▽

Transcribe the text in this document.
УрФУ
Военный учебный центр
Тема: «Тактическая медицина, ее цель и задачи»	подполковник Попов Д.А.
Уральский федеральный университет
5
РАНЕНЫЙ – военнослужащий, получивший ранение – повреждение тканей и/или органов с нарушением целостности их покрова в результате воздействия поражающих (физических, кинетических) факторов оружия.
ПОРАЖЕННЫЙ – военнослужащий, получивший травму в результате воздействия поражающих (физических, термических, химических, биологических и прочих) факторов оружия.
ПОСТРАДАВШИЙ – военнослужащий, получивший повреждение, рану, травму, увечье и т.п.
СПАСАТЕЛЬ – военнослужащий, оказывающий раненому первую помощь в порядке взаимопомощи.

△

**WHAT TO WORK ON:** Print every record exactly as it was given.

**COMPLETED TASK:**
Transcribe the text in this document.
УрФУ
Военный учебный центр
Тема: «Тактическая медицина, ее цель и задачи»	подполковник Попов Д.А.
Уральский федеральный университет
5
РАНЕНЫЙ – военнослужащий, получивший ранение – повреждение тканей и/или органов с нарушением целостности их покрова в результате воздействия поражающих (физических, кинетических) факторов оружия.
ПОРАЖЕННЫЙ – военнослужащий, получивший травму в результате воздействия поражающих (физических, термических, химических, биологических и прочих) факторов оружия.
ПОСТРАДАВШИЙ – военнослужащий, получивший повреждение, рану, травму, увечье и т.п.
СПАСАТЕЛЬ – военнослужащий, оказывающий раненому первую помощь в порядке взаимопомощи.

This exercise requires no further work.